>> START

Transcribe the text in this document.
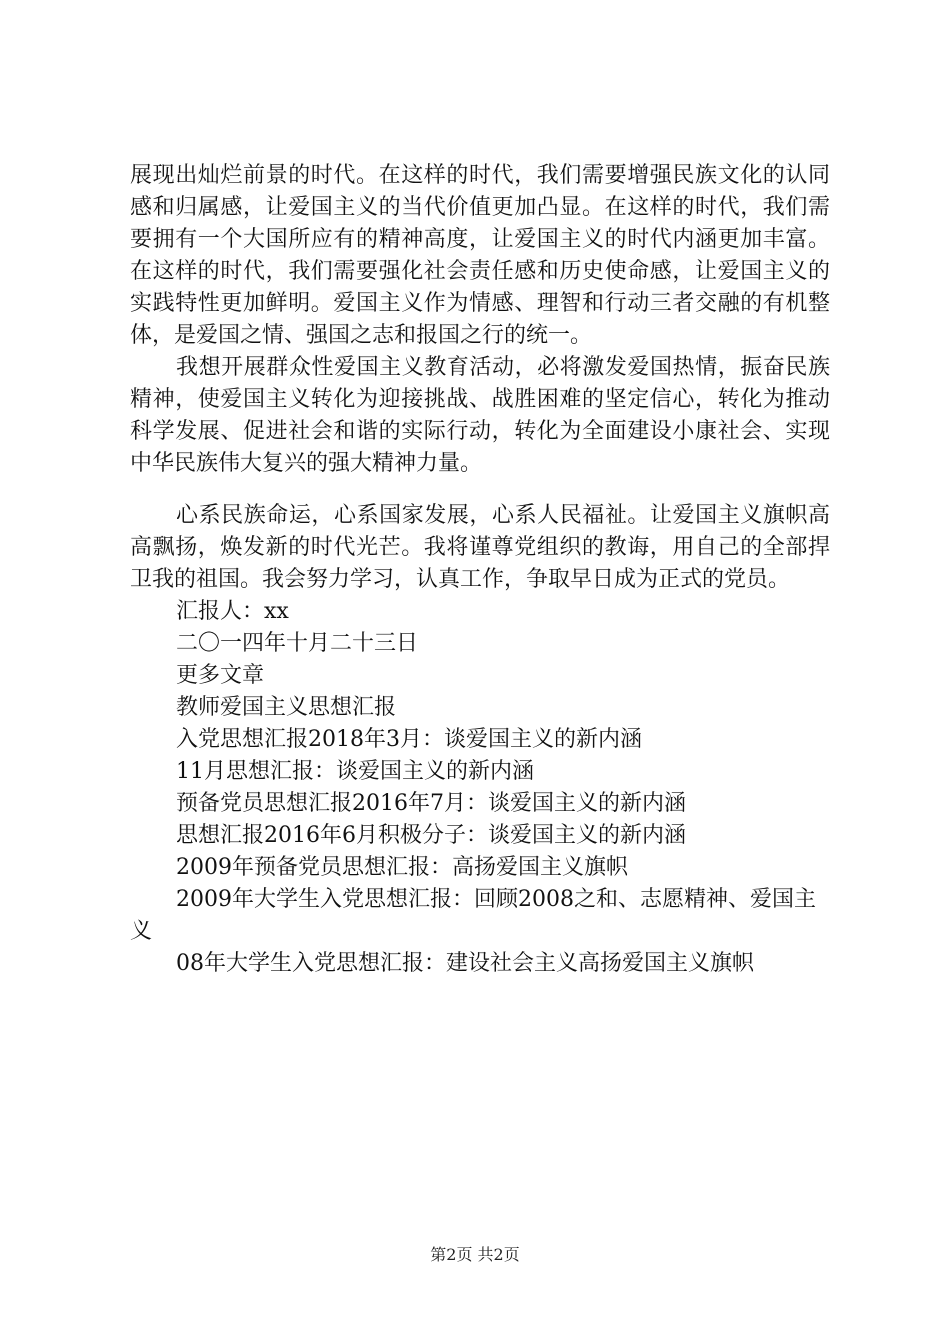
展现出灿烂前景的时代。在这样的时代，我们需要增强民族文化的认同感和归属感，让爱国主义的当代价值更加凸显。在这样的时代，我们需要拥有一个大国所应有的精神高度，让爱国主义的时代内涵更加丰富。在这样的时代，我们需要强化社会责任感和历史使命感，让爱国主义的实践特性更加鲜明。爱国主义作为情感、理智和行动三者交融的有机整体，是爱国之情、强国之志和报国之行的统一。

我想开展群众性爱国主义教育活动，必将激发爱国热情，振奋民族精神，使爱国主义转化为迎接挑战、战胜困难的坚定信心，转化为推动科学发展、促进社会和谐的实际行动，转化为全面建设小康社会、实现中华民族伟大复兴的强大精神力量。

心系民族命运，心系国家发展，心系人民福祉。让爱国主义旗帜高高飘扬，焕发新的时代光芒。我将谨尊党组织的教诲，用自己的全部捍卫我的祖国。我会努力学习，认真工作，争取早日成为正式的党员。

汇报人：xx

二〇一四年十月二十三日

更多文章

教师爱国主义思想汇报

入党思想汇报2018年3月：谈爱国主义的新内涵

11月思想汇报：谈爱国主义的新内涵

预备党员思想汇报2016年7月：谈爱国主义的新内涵

思想汇报2016年6月积极分子：谈爱国主义的新内涵

2009年预备党员思想汇报：高扬爱国主义旗帜

2009年大学生入党思想汇报：回顾2008之和、志愿精神、爱国主义

08年大学生入党思想汇报：建设社会主义高扬爱国主义旗帜

第2页 共2页
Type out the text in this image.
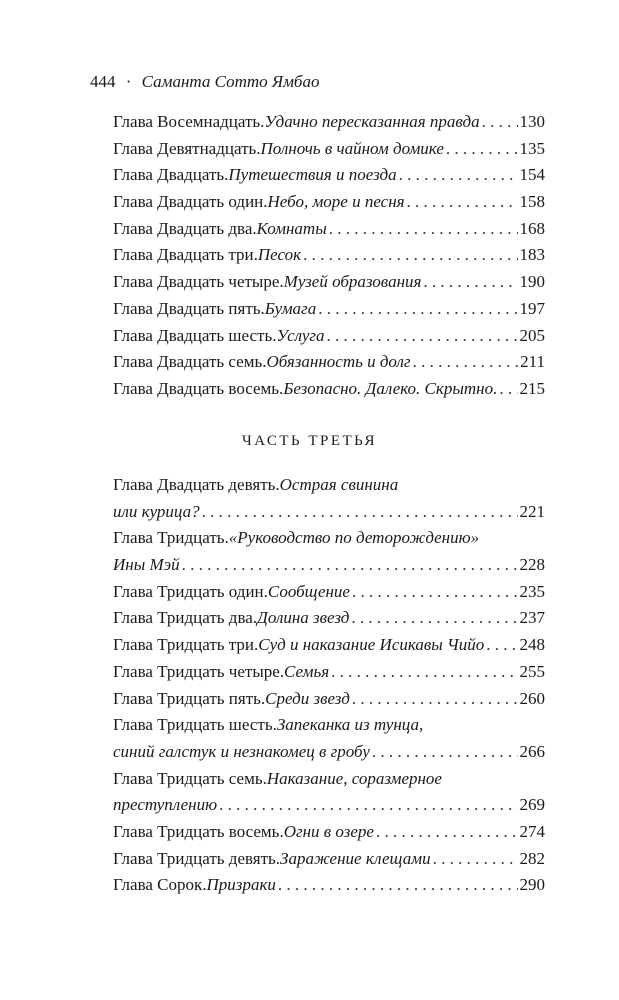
444 · Саманта Сотто Ямбао
Глава Восемнадцать. Удачно пересказанная правда . . . 130
Глава Девятнадцать. Полночь в чайном домике . . .	135
Глава Двадцать. Путешествия и поезда . . .	154
Глава Двадцать один. Небо, море и песня . . .	158
Глава Двадцать два. Комнаты . . .	168
Глава Двадцать три. Песок . . .	183
Глава Двадцать четыре. Музей образования . . .	190
Глава Двадцать пять. Бумага . . .	197
Глава Двадцать шесть. Услуга . . .	205
Глава Двадцать семь. Обязанность и долг . . .	211
Глава Двадцать восемь. Безопасно. Далеко. Скрытно. . . . 215
ЧАСТЬ ТРЕТЬЯ
Глава Двадцать девять. Острая свинина
или курица? . . .	221
Глава Тридцать. «Руководство по деторождению»
Ины Мэй . . .	228
Глава Тридцать один. Сообщение . . .	235
Глава Тридцать два. Долина звезд . . .	237
Глава Тридцать три. Суд и наказание Исикавы Чийо . . . 248
Глава Тридцать четыре. Семья . . .	255
Глава Тридцать пять. Среди звезд . . .	260
Глава Тридцать шесть. Запеканка из тунца,
синий галстук и незнакомец в гробу . . .	266
Глава Тридцать семь. Наказание, соразмерное
преступлению . . .	269
Глава Тридцать восемь. Огни в озере . . .	274
Глава Тридцать девять. Заражение клещами . . .	282
Глава Сорок. Призраки . . .	290
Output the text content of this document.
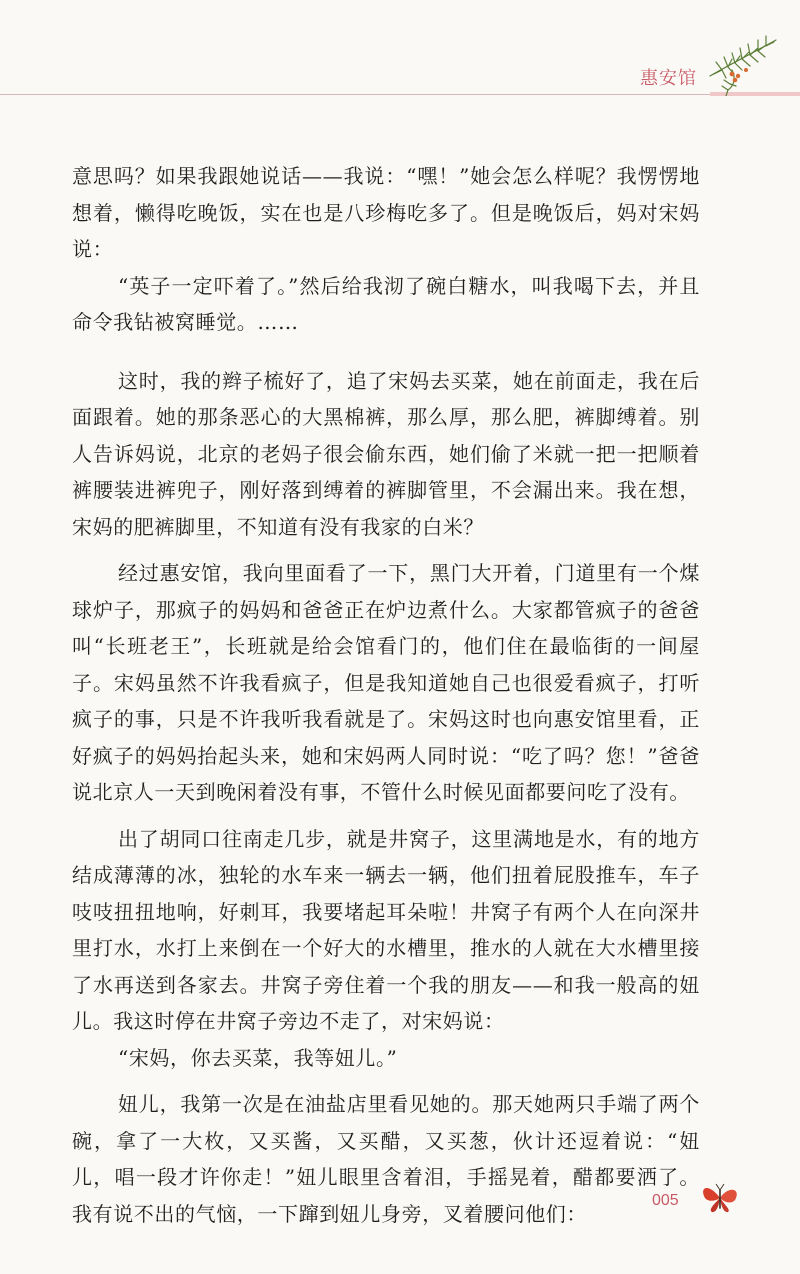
惠安馆

意思吗？如果我跟她说话——我说：“嘿！”她会怎么样呢？我愣愣地想着，懒得吃晚饭，实在也是八珍梅吃多了。但是晚饭后，妈对宋妈说：

“英子一定吓着了。”然后给我沏了碗白糖水，叫我喝下去，并且命令我钻被窝睡觉。……

这时，我的辫子梳好了，追了宋妈去买菜，她在前面走，我在后面跟着。她的那条恶心的大黑棉裤，那么厚，那么肥，裤脚缚着。别人告诉妈说，北京的老妈子很会偷东西，她们偷了米就一把一把顺着裤腰装进裤兜子，刚好落到缚着的裤脚管里，不会漏出来。我在想，宋妈的肥裤脚里，不知道有没有我家的白米？

经过惠安馆，我向里面看了一下，黑门大开着，门道里有一个煤球炉子，那疯子的妈妈和爸爸正在炉边煮什么。大家都管疯子的爸爸叫“长班老王”，长班就是给会馆看门的，他们住在最临街的一间屋子。宋妈虽然不许我看疯子，但是我知道她自己也很爱看疯子，打听疯子的事，只是不许我听我看就是了。宋妈这时也向惠安馆里看，正好疯子的妈妈抬起头来，她和宋妈两人同时说：“吃了吗？您！”爸爸说北京人一天到晚闲着没有事，不管什么时候见面都要问吃了没有。

出了胡同口往南走几步，就是井窝子，这里满地是水，有的地方结成薄薄的冰，独轮的水车来一辆去一辆，他们扭着屁股推车，车子吱吱扭扭地响，好刺耳，我要堵起耳朵啦！井窝子有两个人在向深井里打水，水打上来倒在一个好大的水槽里，推水的人就在大水槽里接了水再送到各家去。井窝子旁住着一个我的朋友——和我一般高的妞儿。我这时停在井窝子旁边不走了，对宋妈说：

“宋妈，你去买菜，我等妞儿。”

妞儿，我第一次是在油盐店里看见她的。那天她两只手端了两个碗，拿了一大枚，又买酱，又买醋，又买葱，伙计还逗着说：“妞儿，唱一段才许你走！”妞儿眼里含着泪，手摇晃着，醋都要洒了。我有说不出的气恼，一下蹿到妞儿身旁，叉着腰问他们：

005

>> END

Written request: Write out the records above once more, word for word, with no pictures.

Solution for this problem:
Transcribe the text in this document.
展现出灿烂前景的时代。在这样的时代，我们需要增强民族文化的认同感和归属感，让爱国主义的当代价值更加凸显。在这样的时代，我们需要拥有一个大国所应有的精神高度，让爱国主义的时代内涵更加丰富。在这样的时代，我们需要强化社会责任感和历史使命感，让爱国主义的实践特性更加鲜明。爱国主义作为情感、理智和行动三者交融的有机整体，是爱国之情、强国之志和报国之行的统一。

我想开展群众性爱国主义教育活动，必将激发爱国热情，振奋民族精神，使爱国主义转化为迎接挑战、战胜困难的坚定信心，转化为推动科学发展、促进社会和谐的实际行动，转化为全面建设小康社会、实现中华民族伟大复兴的强大精神力量。

心系民族命运，心系国家发展，心系人民福祉。让爱国主义旗帜高高飘扬，焕发新的时代光芒。我将谨尊党组织的教诲，用自己的全部捍卫我的祖国。我会努力学习，认真工作，争取早日成为正式的党员。

汇报人：xx

二〇一四年十月二十三日

更多文章

教师爱国主义思想汇报

入党思想汇报2018年3月：谈爱国主义的新内涵

11月思想汇报：谈爱国主义的新内涵

预备党员思想汇报2016年7月：谈爱国主义的新内涵

思想汇报2016年6月积极分子：谈爱国主义的新内涵

2009年预备党员思想汇报：高扬爱国主义旗帜

2009年大学生入党思想汇报：回顾2008之和、志愿精神、爱国主义

08年大学生入党思想汇报：建设社会主义高扬爱国主义旗帜

第2页 共2页
Type out the text in this image.
444 · Саманта Сотто Ямбао
Глава Восемнадцать. Удачно пересказанная правда . . . 130
Глава Девятнадцать. Полночь в чайном домике . . .	135
Глава Двадцать. Путешествия и поезда . . .	154
Глава Двадцать один. Небо, море и песня . . .	158
Глава Двадцать два. Комнаты . . .	168
Глава Двадцать три. Песок . . .	183
Глава Двадцать четыре. Музей образования . . .	190
Глава Двадцать пять. Бумага . . .	197
Глава Двадцать шесть. Услуга . . .	205
Глава Двадцать семь. Обязанность и долг . . .	211
Глава Двадцать восемь. Безопасно. Далеко. Скрытно. . . . 215
ЧАСТЬ ТРЕТЬЯ
Глава Двадцать девять. Острая свинина
или курица? . . .	221
Глава Тридцать. «Руководство по деторождению»
Ины Мэй . . .	228
Глава Тридцать один. Сообщение . . .	235
Глава Тридцать два. Долина звезд . . .	237
Глава Тридцать три. Суд и наказание Исикавы Чийо . . . 248
Глава Тридцать четыре. Семья . . .	255
Глава Тридцать пять. Среди звезд . . .	260
Глава Тридцать шесть. Запеканка из тунца,
синий галстук и незнакомец в гробу . . .	266
Глава Тридцать семь. Наказание, соразмерное
преступлению . . .	269
Глава Тридцать восемь. Огни в озере . . .	274
Глава Тридцать девять. Заражение клещами . . .	282
Глава Сорок. Призраки . . .	290
Output the text content of this document.
惠安馆

意思吗？如果我跟她说话——我说：“嘿！”她会怎么样呢？我愣愣地想着，懒得吃晚饭，实在也是八珍梅吃多了。但是晚饭后，妈对宋妈说：

“英子一定吓着了。”然后给我沏了碗白糖水，叫我喝下去，并且命令我钻被窝睡觉。……

这时，我的辫子梳好了，追了宋妈去买菜，她在前面走，我在后面跟着。她的那条恶心的大黑棉裤，那么厚，那么肥，裤脚缚着。别人告诉妈说，北京的老妈子很会偷东西，她们偷了米就一把一把顺着裤腰装进裤兜子，刚好落到缚着的裤脚管里，不会漏出来。我在想，宋妈的肥裤脚里，不知道有没有我家的白米？

经过惠安馆，我向里面看了一下，黑门大开着，门道里有一个煤球炉子，那疯子的妈妈和爸爸正在炉边煮什么。大家都管疯子的爸爸叫“长班老王”，长班就是给会馆看门的，他们住在最临街的一间屋子。宋妈虽然不许我看疯子，但是我知道她自己也很爱看疯子，打听疯子的事，只是不许我听我看就是了。宋妈这时也向惠安馆里看，正好疯子的妈妈抬起头来，她和宋妈两人同时说：“吃了吗？您！”爸爸说北京人一天到晚闲着没有事，不管什么时候见面都要问吃了没有。

出了胡同口往南走几步，就是井窝子，这里满地是水，有的地方结成薄薄的冰，独轮的水车来一辆去一辆，他们扭着屁股推车，车子吱吱扭扭地响，好刺耳，我要堵起耳朵啦！井窝子有两个人在向深井里打水，水打上来倒在一个好大的水槽里，推水的人就在大水槽里接了水再送到各家去。井窝子旁住着一个我的朋友——和我一般高的妞儿。我这时停在井窝子旁边不走了，对宋妈说：

“宋妈，你去买菜，我等妞儿。”

妞儿，我第一次是在油盐店里看见她的。那天她两只手端了两个碗，拿了一大枚，又买酱，又买醋，又买葱，伙计还逗着说：“妞儿，唱一段才许你走！”妞儿眼里含着泪，手摇晃着，醋都要洒了。我有说不出的气恼，一下蹿到妞儿身旁，叉着腰问他们：

005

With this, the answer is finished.